(Excerpts from a figure dataset)
────────────────────────────────────────
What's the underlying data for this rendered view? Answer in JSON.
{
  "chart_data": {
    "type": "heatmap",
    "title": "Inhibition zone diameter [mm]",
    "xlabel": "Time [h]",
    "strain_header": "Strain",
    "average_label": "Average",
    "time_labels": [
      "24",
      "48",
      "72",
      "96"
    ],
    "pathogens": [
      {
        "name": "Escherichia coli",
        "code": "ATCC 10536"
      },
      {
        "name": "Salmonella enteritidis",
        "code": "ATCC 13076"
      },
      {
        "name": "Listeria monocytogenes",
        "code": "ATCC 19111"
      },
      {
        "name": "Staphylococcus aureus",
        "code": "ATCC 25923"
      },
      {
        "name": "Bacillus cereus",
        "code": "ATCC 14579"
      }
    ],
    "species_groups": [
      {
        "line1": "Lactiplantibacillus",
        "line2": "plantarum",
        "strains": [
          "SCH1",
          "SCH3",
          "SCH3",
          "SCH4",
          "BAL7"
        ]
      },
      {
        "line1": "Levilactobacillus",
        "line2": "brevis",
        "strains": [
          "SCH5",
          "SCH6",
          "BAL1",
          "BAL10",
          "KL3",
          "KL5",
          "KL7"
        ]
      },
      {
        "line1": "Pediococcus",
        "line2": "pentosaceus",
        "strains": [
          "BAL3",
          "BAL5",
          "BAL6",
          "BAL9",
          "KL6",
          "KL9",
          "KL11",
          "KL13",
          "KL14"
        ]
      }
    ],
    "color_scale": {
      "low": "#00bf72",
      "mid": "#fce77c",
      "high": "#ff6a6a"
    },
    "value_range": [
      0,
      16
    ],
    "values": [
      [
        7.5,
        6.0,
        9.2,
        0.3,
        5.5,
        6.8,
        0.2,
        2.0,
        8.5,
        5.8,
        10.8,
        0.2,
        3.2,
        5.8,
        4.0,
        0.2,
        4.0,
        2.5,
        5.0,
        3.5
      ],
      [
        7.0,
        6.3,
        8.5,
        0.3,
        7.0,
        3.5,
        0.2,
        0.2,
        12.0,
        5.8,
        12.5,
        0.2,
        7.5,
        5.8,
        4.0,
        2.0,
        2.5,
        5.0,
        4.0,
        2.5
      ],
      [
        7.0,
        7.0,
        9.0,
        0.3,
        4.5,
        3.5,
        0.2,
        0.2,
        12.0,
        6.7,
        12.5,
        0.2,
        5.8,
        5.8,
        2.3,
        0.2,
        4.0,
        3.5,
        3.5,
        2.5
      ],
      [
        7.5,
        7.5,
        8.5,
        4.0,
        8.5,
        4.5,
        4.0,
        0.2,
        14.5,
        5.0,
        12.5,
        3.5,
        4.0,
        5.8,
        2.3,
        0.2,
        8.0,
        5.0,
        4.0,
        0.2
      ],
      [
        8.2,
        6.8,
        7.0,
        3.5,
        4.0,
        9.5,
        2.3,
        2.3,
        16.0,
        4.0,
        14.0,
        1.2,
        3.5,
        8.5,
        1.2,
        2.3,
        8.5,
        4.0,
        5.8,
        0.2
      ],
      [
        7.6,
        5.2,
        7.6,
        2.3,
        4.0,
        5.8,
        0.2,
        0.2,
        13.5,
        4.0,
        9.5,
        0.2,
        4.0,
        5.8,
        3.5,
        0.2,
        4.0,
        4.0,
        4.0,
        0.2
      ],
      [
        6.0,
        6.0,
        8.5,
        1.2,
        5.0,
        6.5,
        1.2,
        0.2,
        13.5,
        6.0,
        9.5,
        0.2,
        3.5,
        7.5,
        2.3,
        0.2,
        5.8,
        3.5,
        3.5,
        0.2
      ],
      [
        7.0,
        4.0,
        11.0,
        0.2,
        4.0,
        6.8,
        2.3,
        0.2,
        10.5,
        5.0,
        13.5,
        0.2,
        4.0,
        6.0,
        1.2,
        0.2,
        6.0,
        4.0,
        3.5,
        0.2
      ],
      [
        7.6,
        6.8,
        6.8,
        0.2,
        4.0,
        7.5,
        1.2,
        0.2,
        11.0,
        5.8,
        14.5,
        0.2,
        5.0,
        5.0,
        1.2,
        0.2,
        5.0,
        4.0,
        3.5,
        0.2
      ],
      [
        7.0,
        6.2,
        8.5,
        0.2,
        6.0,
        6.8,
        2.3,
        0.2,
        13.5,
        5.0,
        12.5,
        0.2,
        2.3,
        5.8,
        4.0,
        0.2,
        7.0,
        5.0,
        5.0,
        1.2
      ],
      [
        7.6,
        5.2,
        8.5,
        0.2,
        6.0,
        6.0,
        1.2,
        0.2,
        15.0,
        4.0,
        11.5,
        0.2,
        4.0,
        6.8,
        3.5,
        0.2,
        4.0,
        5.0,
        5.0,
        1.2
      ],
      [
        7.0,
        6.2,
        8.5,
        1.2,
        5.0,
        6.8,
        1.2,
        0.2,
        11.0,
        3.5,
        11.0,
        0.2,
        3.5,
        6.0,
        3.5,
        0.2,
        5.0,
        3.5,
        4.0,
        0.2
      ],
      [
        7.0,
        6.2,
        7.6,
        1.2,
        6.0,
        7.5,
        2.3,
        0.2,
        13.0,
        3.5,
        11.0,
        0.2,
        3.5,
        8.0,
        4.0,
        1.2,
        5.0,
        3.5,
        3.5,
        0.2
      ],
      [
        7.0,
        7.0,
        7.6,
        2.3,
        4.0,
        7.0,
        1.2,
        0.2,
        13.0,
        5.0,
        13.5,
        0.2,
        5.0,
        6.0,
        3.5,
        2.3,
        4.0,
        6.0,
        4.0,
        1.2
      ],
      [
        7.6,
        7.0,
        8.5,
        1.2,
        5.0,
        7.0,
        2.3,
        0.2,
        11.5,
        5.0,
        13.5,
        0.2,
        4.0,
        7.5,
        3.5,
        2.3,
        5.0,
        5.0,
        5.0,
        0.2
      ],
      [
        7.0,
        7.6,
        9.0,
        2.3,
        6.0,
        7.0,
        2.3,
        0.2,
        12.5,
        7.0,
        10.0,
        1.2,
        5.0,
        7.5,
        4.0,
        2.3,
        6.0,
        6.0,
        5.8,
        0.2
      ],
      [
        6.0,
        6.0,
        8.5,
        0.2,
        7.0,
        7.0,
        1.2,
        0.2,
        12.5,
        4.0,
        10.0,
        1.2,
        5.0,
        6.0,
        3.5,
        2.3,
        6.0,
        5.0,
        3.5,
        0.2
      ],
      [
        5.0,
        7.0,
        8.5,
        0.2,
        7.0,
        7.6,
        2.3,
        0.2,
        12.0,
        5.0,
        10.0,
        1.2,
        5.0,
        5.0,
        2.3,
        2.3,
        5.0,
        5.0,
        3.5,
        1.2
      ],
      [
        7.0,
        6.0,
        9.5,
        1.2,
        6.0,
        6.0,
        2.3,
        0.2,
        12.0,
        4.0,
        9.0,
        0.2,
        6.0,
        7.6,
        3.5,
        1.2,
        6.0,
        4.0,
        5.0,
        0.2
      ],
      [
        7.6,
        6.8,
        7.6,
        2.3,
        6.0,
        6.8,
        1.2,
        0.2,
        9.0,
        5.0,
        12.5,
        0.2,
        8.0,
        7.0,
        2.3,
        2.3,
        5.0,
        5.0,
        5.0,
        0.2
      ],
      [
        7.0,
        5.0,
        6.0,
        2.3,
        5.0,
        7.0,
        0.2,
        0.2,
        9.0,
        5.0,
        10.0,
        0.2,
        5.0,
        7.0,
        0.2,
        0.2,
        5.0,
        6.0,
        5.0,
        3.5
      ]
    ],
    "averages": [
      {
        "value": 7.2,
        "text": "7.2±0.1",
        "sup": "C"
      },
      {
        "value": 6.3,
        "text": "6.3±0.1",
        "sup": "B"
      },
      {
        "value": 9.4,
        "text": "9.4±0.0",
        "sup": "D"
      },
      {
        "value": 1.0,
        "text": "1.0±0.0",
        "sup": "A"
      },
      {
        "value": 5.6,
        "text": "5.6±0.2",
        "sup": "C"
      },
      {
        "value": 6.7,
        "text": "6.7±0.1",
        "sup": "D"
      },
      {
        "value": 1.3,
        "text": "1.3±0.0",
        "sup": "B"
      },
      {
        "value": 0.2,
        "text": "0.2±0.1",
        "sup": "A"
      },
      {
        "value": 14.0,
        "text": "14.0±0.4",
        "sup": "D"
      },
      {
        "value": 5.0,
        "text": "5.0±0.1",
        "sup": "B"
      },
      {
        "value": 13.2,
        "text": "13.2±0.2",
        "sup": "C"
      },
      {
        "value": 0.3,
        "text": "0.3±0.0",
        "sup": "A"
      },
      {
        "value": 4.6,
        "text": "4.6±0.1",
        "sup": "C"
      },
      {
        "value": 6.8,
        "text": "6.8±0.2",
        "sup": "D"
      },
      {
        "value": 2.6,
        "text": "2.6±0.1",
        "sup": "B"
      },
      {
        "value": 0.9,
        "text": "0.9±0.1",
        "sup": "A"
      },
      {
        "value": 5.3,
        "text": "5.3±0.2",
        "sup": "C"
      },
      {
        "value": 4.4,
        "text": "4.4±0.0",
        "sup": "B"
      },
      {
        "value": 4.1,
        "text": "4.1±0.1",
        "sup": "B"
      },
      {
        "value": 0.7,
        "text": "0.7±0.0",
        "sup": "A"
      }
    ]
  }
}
────────────────────────────────────────
ABOUT THIS TASK:
Wherever the word "name" appears in the entries above, copy that line.

THE ANSWER:
        "name": "Escherichia coli",
        "name": "Salmonella enteritidis",
        "name": "Listeria monocytogenes",
        "name": "Staphylococcus aureus",
        "name": "Bacillus cereus",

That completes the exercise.